What the task requires -> In this exercise, return the whole listing exactly, excluding any images.

** begin Supplied data **

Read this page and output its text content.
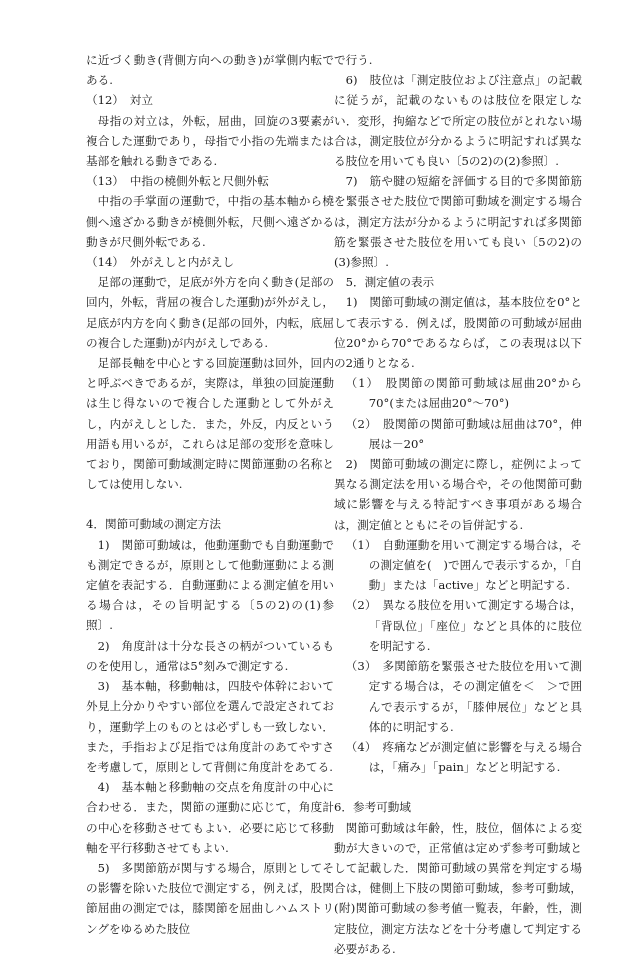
に近づく動き(背側方向への動き)が掌側内転である.

（12）　対立

母指の対立は，外転，屈曲，回旋の3要素が複合した運動であり，母指で小指の先端または基部を触れる動きである.

（13）　中指の橈側外転と尺側外転

中指の手掌面の運動で，中指の基本軸から橈側へ遠ざかる動きが橈側外転，尺側へ遠ざかる動きが尺側外転である.

（14）　外がえしと内がえし

足部の運動で，足底が外方を向く動き(足部の回内，外転，背屈の複合した運動)が外がえし，足底が内方を向く動き(足部の回外，内転，底屈の複合した運動)が内がえしである.

足部長軸を中心とする回旋運動は回外，回内と呼ぶべきであるが，実際は，単独の回旋運動は生じ得ないので複合した運動として外がえし，内がえしとした．また，外反，内反という用語も用いるが，これらは足部の変形を意味しており，関節可動域測定時に関節運動の名称としては使用しない.

4．関節可動域の測定方法

1)　関節可動域は，他動運動でも自動運動でも測定できるが，原則として他動運動による測定値を表記する．自動運動による測定値を用いる場合は，その旨明記する〔5の2)の(1)参照〕.

2)　角度計は十分な長さの柄がついているものを使用し，通常は5°刻みで測定する.

3)　基本軸，移動軸は，四肢や体幹において外見上分かりやすい部位を選んで設定されており，運動学上のものとは必ずしも一致しない．また，手指および足指では角度計のあてやすさを考慮して，原則として背側に角度計をあてる.

4)　基本軸と移動軸の交点を角度計の中心に合わせる．また，関節の運動に応じて，角度計の中心を移動させてもよい．必要に応じて移動軸を平行移動させてもよい.

5)　多関節筋が関与する場合，原則としてその影響を除いた肢位で測定する，例えば，股関節屈曲の測定では，膝関節を屈曲しハムストリングをゆるめた肢位

で行う.

6)　肢位は「測定肢位および注意点」の記載に従うが，記載のないものは肢位を限定しない．変形，拘縮などで所定の肢位がとれない場合は，測定肢位が分かるように明記すれば異なる肢位を用いても良い〔5の2)の(2)参照〕.

7)　筋や腱の短縮を評価する目的で多関節筋を緊張させた肢位で関節可動域を測定する場合は，測定方法が分かるように明記すれば多関節筋を緊張させた肢位を用いても良い〔5の2)の(3)参照〕.

5．測定値の表示

1)　関節可動域の測定値は，基本肢位を0°として表示する．例えば，股関節の可動域が屈曲位20°から70°であるならば，この表現は以下の2通りとなる.

（1）　股関節の関節可動域は屈曲20°から70°(または屈曲20°～70°)

（2）　股関節の関節可動域は屈曲は70°，伸展は－20°

2)　関節可動域の測定に際し，症例によって異なる測定法を用いる場合や，その他関節可動域に影響を与える特記すべき事項がある場合は，測定値とともにその旨併記する.

（1）　自動運動を用いて測定する場合は，その測定値を(　)で囲んで表示するか，「自動」または「active」などと明記する.

（2）　異なる肢位を用いて測定する場合は，「背臥位」「座位」などと具体的に肢位を明記する.

（3）　多関節筋を緊張させた肢位を用いて測定する場合は，その測定値を＜　＞で囲んで表示するが，「膝伸展位」などと具体的に明記する.

（4）　疼痛などが測定値に影響を与える場合は，「痛み」「pain」などと明記する.

6．参考可動域

関節可動域は年齢，性，肢位，個体による変動が大きいので，正常値は定めず参考可動域として記載した．関節可動域の異常を判定する場合は，健側上下肢の関節可動域，参考可動域，(附)関節可動域の参考値一覧表，年齢，性，測定肢位，測定方法などを十分考慮して判定する必要がある.
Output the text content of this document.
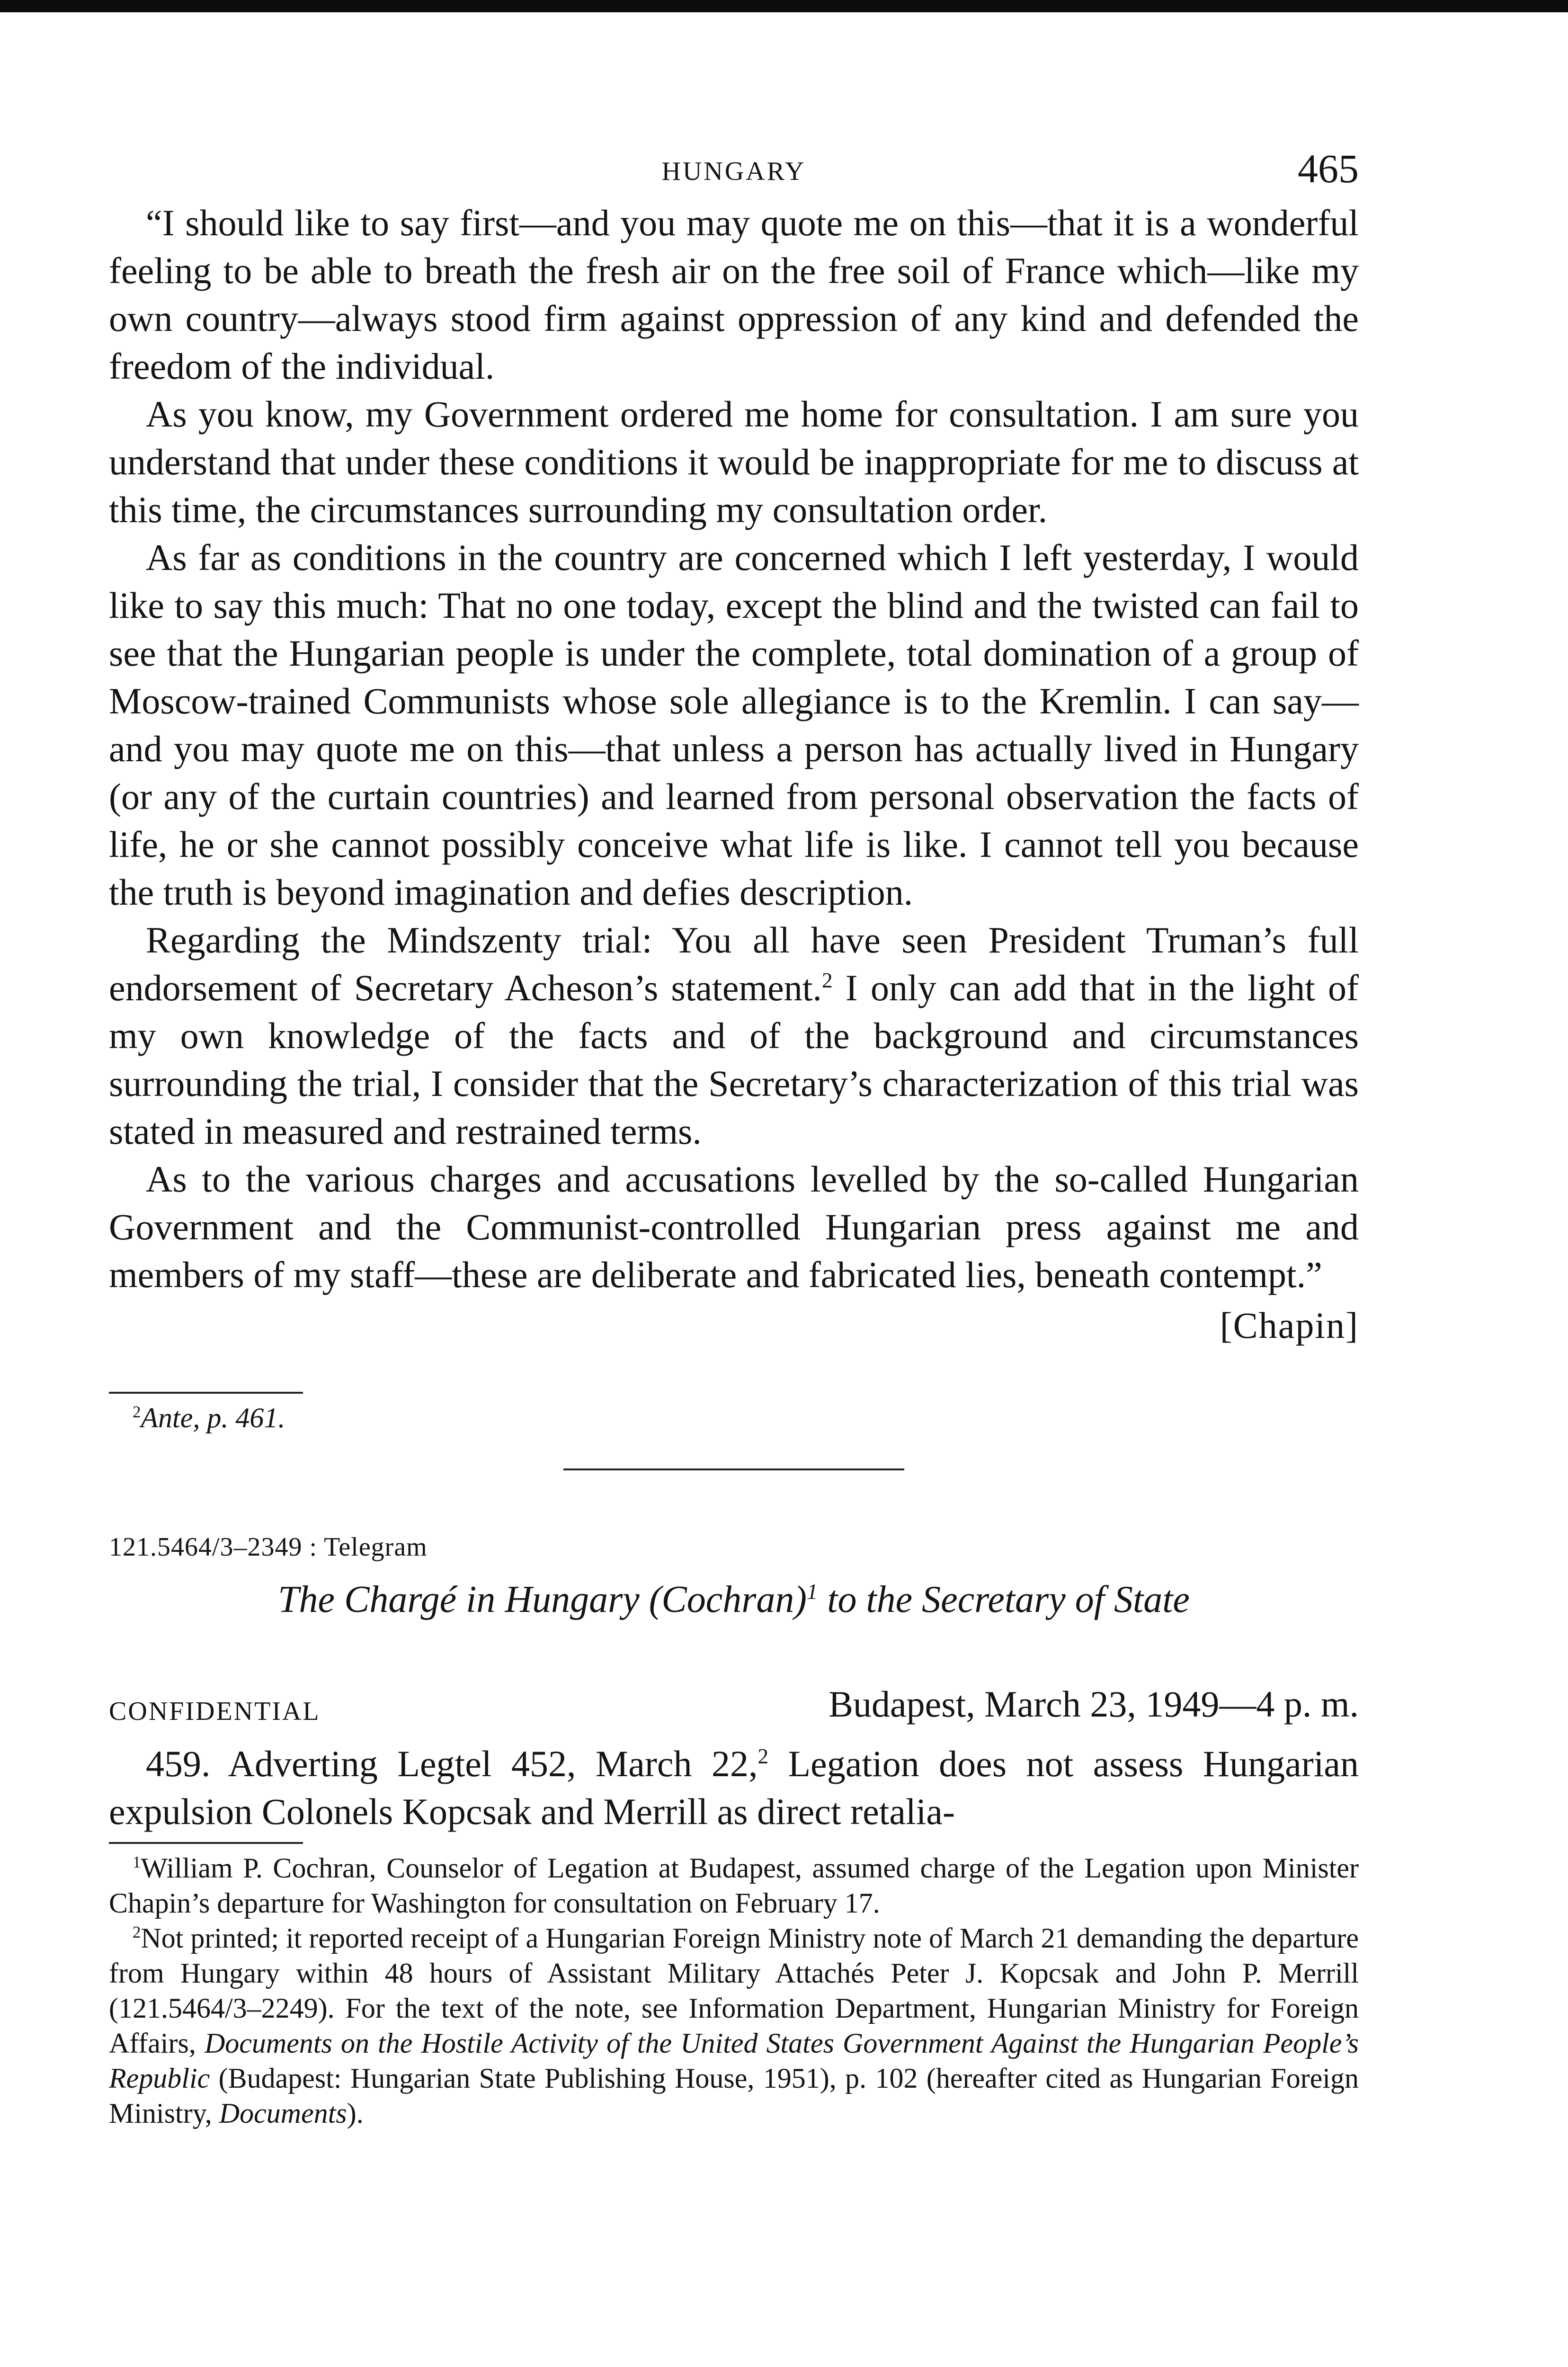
HUNGARY	465

“I should like to say first—and you may quote me on this—that it is a wonderful feeling to be able to breath the fresh air on the free soil of France which—like my own country—always stood firm against oppression of any kind and defended the freedom of the individual.

As you know, my Government ordered me home for consultation. I am sure you understand that under these conditions it would be inappropriate for me to discuss at this time, the circumstances surrounding my consultation order.

As far as conditions in the country are concerned which I left yesterday, I would like to say this much: That no one today, except the blind and the twisted can fail to see that the Hungarian people is under the complete, total domination of a group of Moscow-trained Communists whose sole allegiance is to the Kremlin. I can say—and you may quote me on this—that unless a person has actually lived in Hungary (or any of the curtain countries) and learned from personal observation the facts of life, he or she cannot possibly conceive what life is like. I cannot tell you because the truth is beyond imagination and defies description.

Regarding the Mindszenty trial: You all have seen President Truman’s full endorsement of Secretary Acheson’s statement.$^2$ I only can add that in the light of my own knowledge of the facts and of the background and circumstances surrounding the trial, I consider that the Secretary’s characterization of this trial was stated in measured and restrained terms.

As to the various charges and accusations levelled by the so-called Hungarian Government and the Communist-controlled Hungarian press against me and members of my staff—these are deliberate and fabricated lies, beneath contempt.”

[Chapin]

$^2$Ante, p. 461.

121.5464/3–2349 : Telegram
The Chargé in Hungary (Cochran)$^1$ to the Secretary of State
CONFIDENTIAL	Budapest, March 23, 1949—4 p. m.

459. Adverting Legtel 452, March 22,$^2$ Legation does not assess Hungarian expulsion Colonels Kopcsak and Merrill as direct retalia-

$^1$William P. Cochran, Counselor of Legation at Budapest, assumed charge of the Legation upon Minister Chapin’s departure for Washington for consultation on February 17.

$^2$Not printed; it reported receipt of a Hungarian Foreign Ministry note of March 21 demanding the departure from Hungary within 48 hours of Assistant Military Attachés Peter J. Kopcsak and John P. Merrill (121.5464/3–2249). For the text of the note, see Information Department, Hungarian Ministry for Foreign Affairs, Documents on the Hostile Activity of the United States Government Against the Hungarian People’s Republic (Budapest: Hungarian State Publishing House, 1951), p. 102 (hereafter cited as Hungarian Foreign Ministry, Documents).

** end Supplied data **

Result of this exercise ->
Read this page and output its text content.
に近づく動き(背側方向への動き)が掌側内転である.

（12）　対立

母指の対立は，外転，屈曲，回旋の3要素が複合した運動であり，母指で小指の先端または基部を触れる動きである.

（13）　中指の橈側外転と尺側外転

中指の手掌面の運動で，中指の基本軸から橈側へ遠ざかる動きが橈側外転，尺側へ遠ざかる動きが尺側外転である.

（14）　外がえしと内がえし

足部の運動で，足底が外方を向く動き(足部の回内，外転，背屈の複合した運動)が外がえし，足底が内方を向く動き(足部の回外，内転，底屈の複合した運動)が内がえしである.

足部長軸を中心とする回旋運動は回外，回内と呼ぶべきであるが，実際は，単独の回旋運動は生じ得ないので複合した運動として外がえし，内がえしとした．また，外反，内反という用語も用いるが，これらは足部の変形を意味しており，関節可動域測定時に関節運動の名称としては使用しない.

4．関節可動域の測定方法

1)　関節可動域は，他動運動でも自動運動でも測定できるが，原則として他動運動による測定値を表記する．自動運動による測定値を用いる場合は，その旨明記する〔5の2)の(1)参照〕.

2)　角度計は十分な長さの柄がついているものを使用し，通常は5°刻みで測定する.

3)　基本軸，移動軸は，四肢や体幹において外見上分かりやすい部位を選んで設定されており，運動学上のものとは必ずしも一致しない．また，手指および足指では角度計のあてやすさを考慮して，原則として背側に角度計をあてる.

4)　基本軸と移動軸の交点を角度計の中心に合わせる．また，関節の運動に応じて，角度計の中心を移動させてもよい．必要に応じて移動軸を平行移動させてもよい.

5)　多関節筋が関与する場合，原則としてその影響を除いた肢位で測定する，例えば，股関節屈曲の測定では，膝関節を屈曲しハムストリングをゆるめた肢位

で行う.

6)　肢位は「測定肢位および注意点」の記載に従うが，記載のないものは肢位を限定しない．変形，拘縮などで所定の肢位がとれない場合は，測定肢位が分かるように明記すれば異なる肢位を用いても良い〔5の2)の(2)参照〕.

7)　筋や腱の短縮を評価する目的で多関節筋を緊張させた肢位で関節可動域を測定する場合は，測定方法が分かるように明記すれば多関節筋を緊張させた肢位を用いても良い〔5の2)の(3)参照〕.

5．測定値の表示

1)　関節可動域の測定値は，基本肢位を0°として表示する．例えば，股関節の可動域が屈曲位20°から70°であるならば，この表現は以下の2通りとなる.

（1）　股関節の関節可動域は屈曲20°から70°(または屈曲20°～70°)

（2）　股関節の関節可動域は屈曲は70°，伸展は－20°

2)　関節可動域の測定に際し，症例によって異なる測定法を用いる場合や，その他関節可動域に影響を与える特記すべき事項がある場合は，測定値とともにその旨併記する.

（1）　自動運動を用いて測定する場合は，その測定値を(　)で囲んで表示するか，「自動」または「active」などと明記する.

（2）　異なる肢位を用いて測定する場合は，「背臥位」「座位」などと具体的に肢位を明記する.

（3）　多関節筋を緊張させた肢位を用いて測定する場合は，その測定値を＜　＞で囲んで表示するが，「膝伸展位」などと具体的に明記する.

（4）　疼痛などが測定値に影響を与える場合は，「痛み」「pain」などと明記する.

6．参考可動域

関節可動域は年齢，性，肢位，個体による変動が大きいので，正常値は定めず参考可動域として記載した．関節可動域の異常を判定する場合は，健側上下肢の関節可動域，参考可動域，(附)関節可動域の参考値一覧表，年齢，性，測定肢位，測定方法などを十分考慮して判定する必要がある.
Output the text content of this document.
HUNGARY	465

“I should like to say first—and you may quote me on this—that it is a wonderful feeling to be able to breath the fresh air on the free soil of France which—like my own country—always stood firm against oppression of any kind and defended the freedom of the individual.

As you know, my Government ordered me home for consultation. I am sure you understand that under these conditions it would be inappropriate for me to discuss at this time, the circumstances surrounding my consultation order.

As far as conditions in the country are concerned which I left yesterday, I would like to say this much: That no one today, except the blind and the twisted can fail to see that the Hungarian people is under the complete, total domination of a group of Moscow-trained Communists whose sole allegiance is to the Kremlin. I can say—and you may quote me on this—that unless a person has actually lived in Hungary (or any of the curtain countries) and learned from personal observation the facts of life, he or she cannot possibly conceive what life is like. I cannot tell you because the truth is beyond imagination and defies description.

Regarding the Mindszenty trial: You all have seen President Truman’s full endorsement of Secretary Acheson’s statement.$^2$ I only can add that in the light of my own knowledge of the facts and of the background and circumstances surrounding the trial, I consider that the Secretary’s characterization of this trial was stated in measured and restrained terms.

As to the various charges and accusations levelled by the so-called Hungarian Government and the Communist-controlled Hungarian press against me and members of my staff—these are deliberate and fabricated lies, beneath contempt.”

[Chapin]

$^2$Ante, p. 461.

121.5464/3–2349 : Telegram
The Chargé in Hungary (Cochran)$^1$ to the Secretary of State
CONFIDENTIAL	Budapest, March 23, 1949—4 p. m.

459. Adverting Legtel 452, March 22,$^2$ Legation does not assess Hungarian expulsion Colonels Kopcsak and Merrill as direct retalia-

$^1$William P. Cochran, Counselor of Legation at Budapest, assumed charge of the Legation upon Minister Chapin’s departure for Washington for consultation on February 17.

$^2$Not printed; it reported receipt of a Hungarian Foreign Ministry note of March 21 demanding the departure from Hungary within 48 hours of Assistant Military Attachés Peter J. Kopcsak and John P. Merrill (121.5464/3–2249). For the text of the note, see Information Department, Hungarian Ministry for Foreign Affairs, Documents on the Hostile Activity of the United States Government Against the Hungarian People’s Republic (Budapest: Hungarian State Publishing House, 1951), p. 102 (hereafter cited as Hungarian Foreign Ministry, Documents).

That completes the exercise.